▶ **DIRECTIONS FOR THIS TASK**: Each entry below is to be given again word for word, with no pictures.

(Figure content listings)
....
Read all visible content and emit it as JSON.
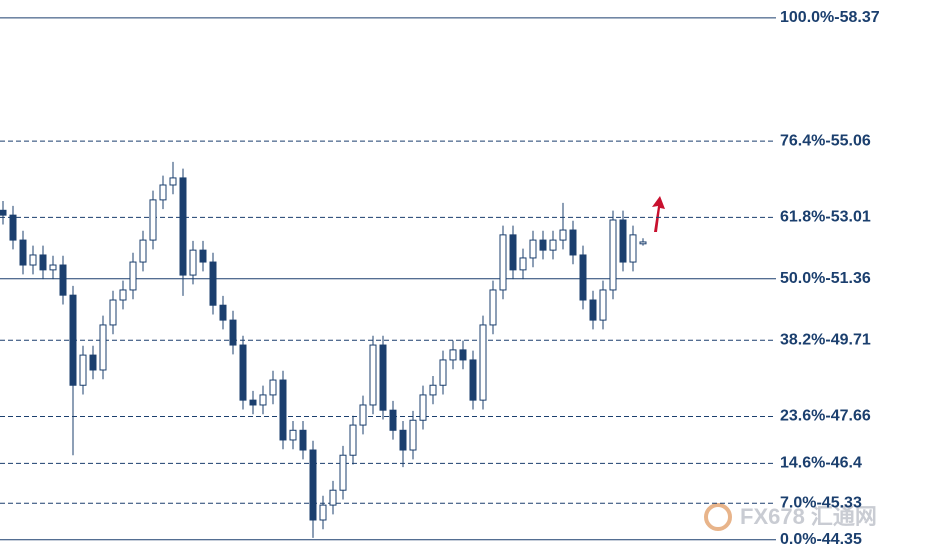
{
  "chart_data": {
    "type": "candlestick",
    "ylim": [
      44.02,
      58.85
    ],
    "yticks": [
      {
        "value": 58.37,
        "label": "100.0%-58.37"
      },
      {
        "value": 55.06,
        "label": "76.4%-55.06"
      },
      {
        "value": 53.01,
        "label": "61.8%-53.01"
      },
      {
        "value": 51.36,
        "label": "50.0%-51.36"
      },
      {
        "value": 49.71,
        "label": "38.2%-49.71"
      },
      {
        "value": 47.66,
        "label": "23.6%-47.66"
      },
      {
        "value": 46.4,
        "label": "14.6%-46.4"
      },
      {
        "value": 45.33,
        "label": "7.0%-45.33"
      },
      {
        "value": 44.35,
        "label": "0.0%-44.35"
      }
    ],
    "tick_styles": [
      "solid",
      "dashed",
      "dashed",
      "solid",
      "dashed",
      "dashed",
      "dashed",
      "dashed",
      "solid"
    ],
    "grid": true,
    "up_color": "#ffffff",
    "down_color": "#1b3f6e",
    "line_color": "#1b3f6e",
    "watermark": "FX678 汇通网",
    "series": [
      {
        "open": [
          53.2,
          53.07,
          52.4,
          51.73,
          52.0,
          51.6,
          51.73,
          50.92,
          48.5,
          49.31,
          48.91,
          50.12,
          50.79,
          51.06,
          51.81,
          52.4,
          53.48,
          53.88,
          54.07,
          51.46,
          52.13,
          51.81,
          50.65,
          50.25,
          49.58,
          48.1,
          47.97,
          48.24,
          48.64,
          47.03,
          47.29,
          46.76,
          44.88,
          45.28,
          45.68,
          46.62,
          47.43,
          47.97,
          49.58,
          47.83,
          47.29,
          46.76,
          47.56,
          48.24,
          48.5,
          49.18,
          49.45,
          49.18,
          48.1,
          50.12,
          51.06,
          52.54,
          51.6,
          51.92,
          52.4,
          52.13,
          52.4,
          52.67,
          52.0,
          50.79,
          50.25,
          51.06,
          52.94,
          51.81,
          52.3
        ],
        "high": [
          53.45,
          53.32,
          52.65,
          52.25,
          52.25,
          51.98,
          51.98,
          51.17,
          49.56,
          49.56,
          50.37,
          51.04,
          51.31,
          52.06,
          52.65,
          53.73,
          54.13,
          54.5,
          54.32,
          52.38,
          52.38,
          52.06,
          50.9,
          50.5,
          49.83,
          48.35,
          48.49,
          48.89,
          48.89,
          47.54,
          47.54,
          47.01,
          45.53,
          45.93,
          46.87,
          47.68,
          48.22,
          49.83,
          49.83,
          48.08,
          47.54,
          47.81,
          48.49,
          48.75,
          49.43,
          49.7,
          49.7,
          49.43,
          50.37,
          51.31,
          52.79,
          52.79,
          52.17,
          52.65,
          52.65,
          52.65,
          53.4,
          52.92,
          52.25,
          51.04,
          51.31,
          53.19,
          53.19,
          52.79,
          52.45
        ],
        "low": [
          52.82,
          52.15,
          51.48,
          51.48,
          51.35,
          51.35,
          50.67,
          46.62,
          48.25,
          48.66,
          48.66,
          49.87,
          50.54,
          50.81,
          51.56,
          52.15,
          53.23,
          53.63,
          50.9,
          51.21,
          51.56,
          50.4,
          50.0,
          49.33,
          47.85,
          47.72,
          47.72,
          47.99,
          46.78,
          46.78,
          46.51,
          44.4,
          44.63,
          45.03,
          45.43,
          46.37,
          47.18,
          47.72,
          47.58,
          47.04,
          46.3,
          46.51,
          47.31,
          47.99,
          48.25,
          48.93,
          48.93,
          47.85,
          47.85,
          49.87,
          50.81,
          51.35,
          51.35,
          51.67,
          51.88,
          51.88,
          52.15,
          51.75,
          50.54,
          50.0,
          50.0,
          50.81,
          51.56,
          51.56,
          52.25
        ],
        "close": [
          53.07,
          52.4,
          51.73,
          52.0,
          51.6,
          51.73,
          50.92,
          48.5,
          49.31,
          48.91,
          50.12,
          50.79,
          51.06,
          51.81,
          52.4,
          53.48,
          53.88,
          54.07,
          51.46,
          52.13,
          51.81,
          50.65,
          50.25,
          49.58,
          48.1,
          47.97,
          48.24,
          48.64,
          47.03,
          47.29,
          46.76,
          44.88,
          45.28,
          45.68,
          46.62,
          47.43,
          47.97,
          49.58,
          47.83,
          47.29,
          46.76,
          47.56,
          48.24,
          48.5,
          49.18,
          49.45,
          49.18,
          48.1,
          50.12,
          51.06,
          52.54,
          51.6,
          51.92,
          52.4,
          52.13,
          52.4,
          52.67,
          52.0,
          50.79,
          50.25,
          51.06,
          52.94,
          51.81,
          52.54,
          52.35
        ]
      }
    ]
  }
}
....
▶ **FULL OUTPUT**:
Read all visible content and emit it as JSON.
{
  "chart_data": {
    "type": "candlestick",
    "ylim": [
      44.02,
      58.85
    ],
    "yticks": [
      {
        "value": 58.37,
        "label": "100.0%-58.37"
      },
      {
        "value": 55.06,
        "label": "76.4%-55.06"
      },
      {
        "value": 53.01,
        "label": "61.8%-53.01"
      },
      {
        "value": 51.36,
        "label": "50.0%-51.36"
      },
      {
        "value": 49.71,
        "label": "38.2%-49.71"
      },
      {
        "value": 47.66,
        "label": "23.6%-47.66"
      },
      {
        "value": 46.4,
        "label": "14.6%-46.4"
      },
      {
        "value": 45.33,
        "label": "7.0%-45.33"
      },
      {
        "value": 44.35,
        "label": "0.0%-44.35"
      }
    ],
    "tick_styles": [
      "solid",
      "dashed",
      "dashed",
      "solid",
      "dashed",
      "dashed",
      "dashed",
      "dashed",
      "solid"
    ],
    "grid": true,
    "up_color": "#ffffff",
    "down_color": "#1b3f6e",
    "line_color": "#1b3f6e",
    "watermark": "FX678 汇通网",
    "series": [
      {
        "open": [
          53.2,
          53.07,
          52.4,
          51.73,
          52.0,
          51.6,
          51.73,
          50.92,
          48.5,
          49.31,
          48.91,
          50.12,
          50.79,
          51.06,
          51.81,
          52.4,
          53.48,
          53.88,
          54.07,
          51.46,
          52.13,
          51.81,
          50.65,
          50.25,
          49.58,
          48.1,
          47.97,
          48.24,
          48.64,
          47.03,
          47.29,
          46.76,
          44.88,
          45.28,
          45.68,
          46.62,
          47.43,
          47.97,
          49.58,
          47.83,
          47.29,
          46.76,
          47.56,
          48.24,
          48.5,
          49.18,
          49.45,
          49.18,
          48.1,
          50.12,
          51.06,
          52.54,
          51.6,
          51.92,
          52.4,
          52.13,
          52.4,
          52.67,
          52.0,
          50.79,
          50.25,
          51.06,
          52.94,
          51.81,
          52.3
        ],
        "high": [
          53.45,
          53.32,
          52.65,
          52.25,
          52.25,
          51.98,
          51.98,
          51.17,
          49.56,
          49.56,
          50.37,
          51.04,
          51.31,
          52.06,
          52.65,
          53.73,
          54.13,
          54.5,
          54.32,
          52.38,
          52.38,
          52.06,
          50.9,
          50.5,
          49.83,
          48.35,
          48.49,
          48.89,
          48.89,
          47.54,
          47.54,
          47.01,
          45.53,
          45.93,
          46.87,
          47.68,
          48.22,
          49.83,
          49.83,
          48.08,
          47.54,
          47.81,
          48.49,
          48.75,
          49.43,
          49.7,
          49.7,
          49.43,
          50.37,
          51.31,
          52.79,
          52.79,
          52.17,
          52.65,
          52.65,
          52.65,
          53.4,
          52.92,
          52.25,
          51.04,
          51.31,
          53.19,
          53.19,
          52.79,
          52.45
        ],
        "low": [
          52.82,
          52.15,
          51.48,
          51.48,
          51.35,
          51.35,
          50.67,
          46.62,
          48.25,
          48.66,
          48.66,
          49.87,
          50.54,
          50.81,
          51.56,
          52.15,
          53.23,
          53.63,
          50.9,
          51.21,
          51.56,
          50.4,
          50.0,
          49.33,
          47.85,
          47.72,
          47.72,
          47.99,
          46.78,
          46.78,
          46.51,
          44.4,
          44.63,
          45.03,
          45.43,
          46.37,
          47.18,
          47.72,
          47.58,
          47.04,
          46.3,
          46.51,
          47.31,
          47.99,
          48.25,
          48.93,
          48.93,
          47.85,
          47.85,
          49.87,
          50.81,
          51.35,
          51.35,
          51.67,
          51.88,
          51.88,
          52.15,
          51.75,
          50.54,
          50.0,
          50.0,
          50.81,
          51.56,
          51.56,
          52.25
        ],
        "close": [
          53.07,
          52.4,
          51.73,
          52.0,
          51.6,
          51.73,
          50.92,
          48.5,
          49.31,
          48.91,
          50.12,
          50.79,
          51.06,
          51.81,
          52.4,
          53.48,
          53.88,
          54.07,
          51.46,
          52.13,
          51.81,
          50.65,
          50.25,
          49.58,
          48.1,
          47.97,
          48.24,
          48.64,
          47.03,
          47.29,
          46.76,
          44.88,
          45.28,
          45.68,
          46.62,
          47.43,
          47.97,
          49.58,
          47.83,
          47.29,
          46.76,
          47.56,
          48.24,
          48.5,
          49.18,
          49.45,
          49.18,
          48.1,
          50.12,
          51.06,
          52.54,
          51.6,
          51.92,
          52.4,
          52.13,
          52.4,
          52.67,
          52.0,
          50.79,
          50.25,
          51.06,
          52.94,
          51.81,
          52.54,
          52.35
        ]
      }
    ]
  }
}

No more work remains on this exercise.